== EXERCISE MATERIAL ==

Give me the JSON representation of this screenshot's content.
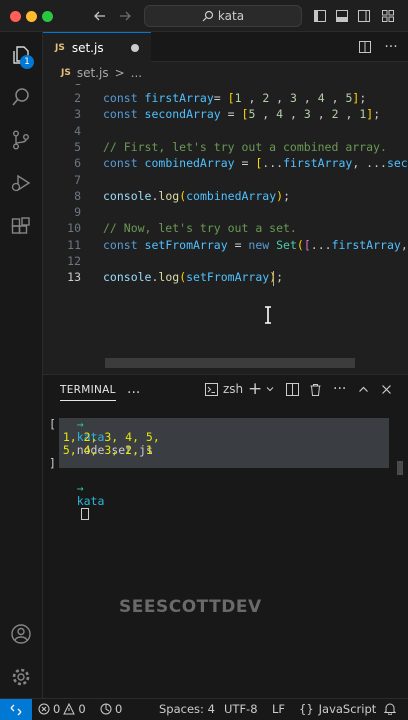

===
== EXERCISE MATERIAL ==

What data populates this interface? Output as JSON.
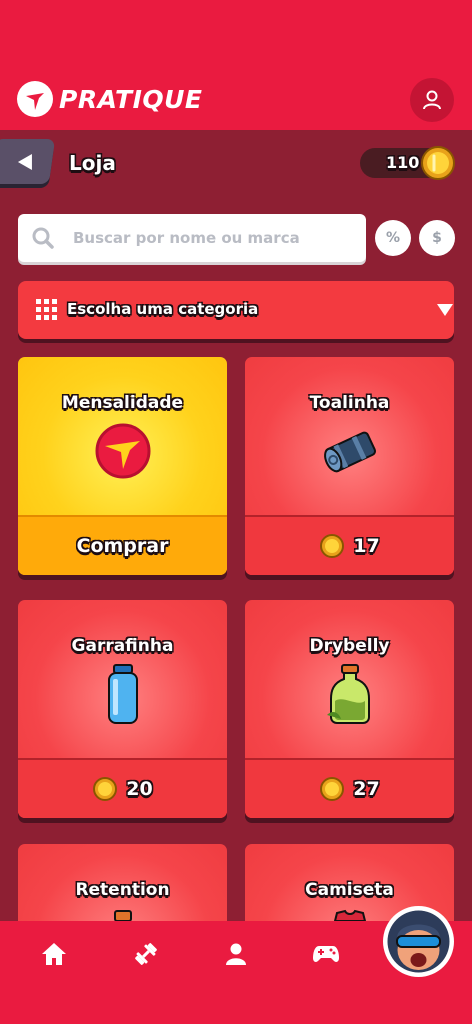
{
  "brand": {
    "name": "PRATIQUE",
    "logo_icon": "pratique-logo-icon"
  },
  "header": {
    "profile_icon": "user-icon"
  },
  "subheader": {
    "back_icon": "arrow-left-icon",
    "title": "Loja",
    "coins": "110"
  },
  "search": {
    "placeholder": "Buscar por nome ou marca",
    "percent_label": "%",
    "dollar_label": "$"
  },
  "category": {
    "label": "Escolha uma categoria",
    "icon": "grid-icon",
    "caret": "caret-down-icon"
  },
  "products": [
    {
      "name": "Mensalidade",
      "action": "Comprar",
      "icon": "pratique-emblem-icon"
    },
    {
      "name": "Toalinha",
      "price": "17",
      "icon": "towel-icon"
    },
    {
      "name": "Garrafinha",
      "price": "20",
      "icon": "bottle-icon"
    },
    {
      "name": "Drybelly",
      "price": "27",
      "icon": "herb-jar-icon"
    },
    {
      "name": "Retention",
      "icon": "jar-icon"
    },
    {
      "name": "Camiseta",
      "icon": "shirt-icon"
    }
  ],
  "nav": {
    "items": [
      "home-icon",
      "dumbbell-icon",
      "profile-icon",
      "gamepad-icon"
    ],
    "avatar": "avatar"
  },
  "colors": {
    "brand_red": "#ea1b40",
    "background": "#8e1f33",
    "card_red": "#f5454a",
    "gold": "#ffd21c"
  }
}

===
== EXERCISE MATERIAL ==

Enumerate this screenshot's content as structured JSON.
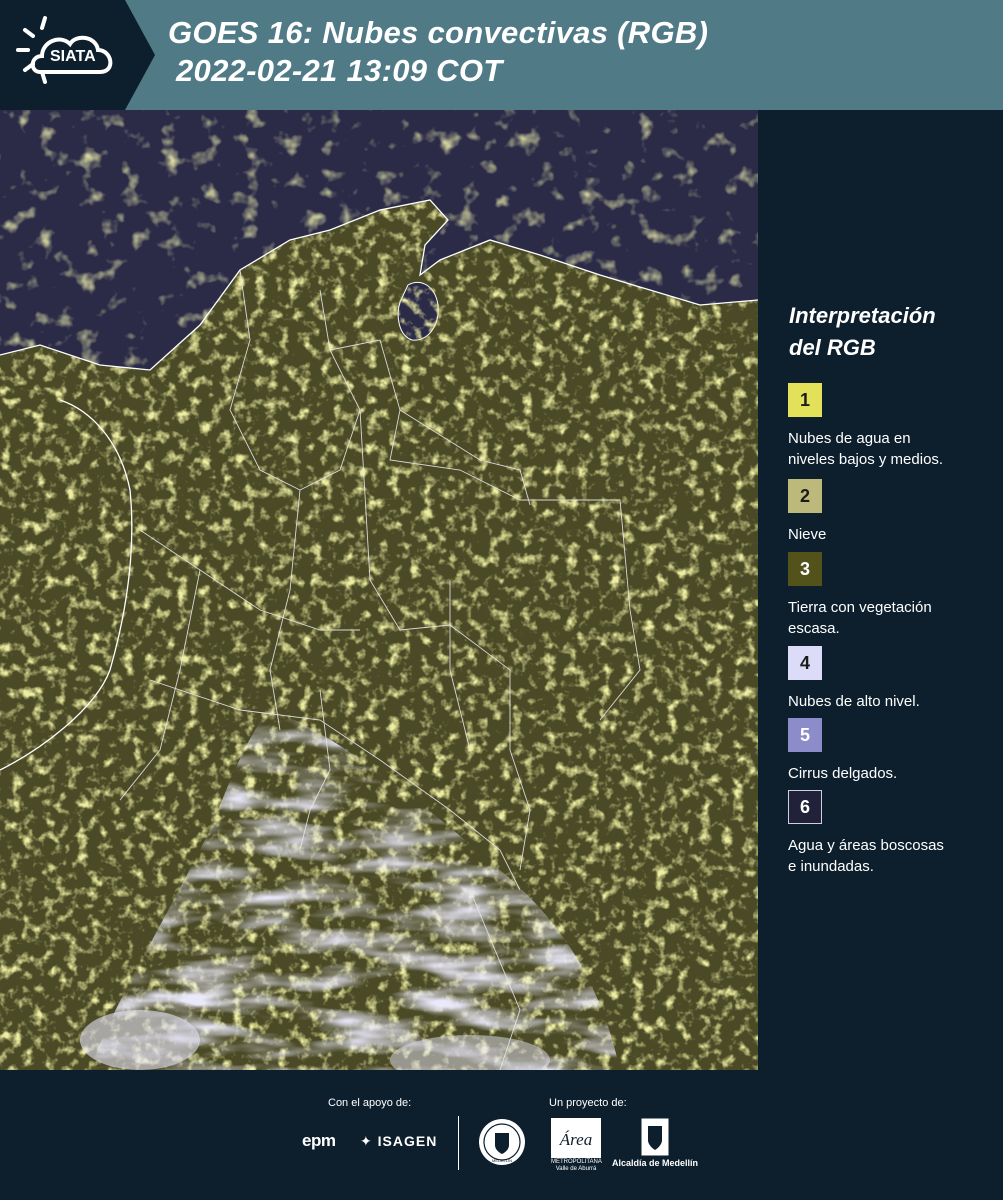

===

Look for "screenshot" and pull out every line that has it.

**EXERCISE SOLUTION**:
Give me the JSON representation of this screenshot's content.
Enumerate this screenshot's content as structured JSON.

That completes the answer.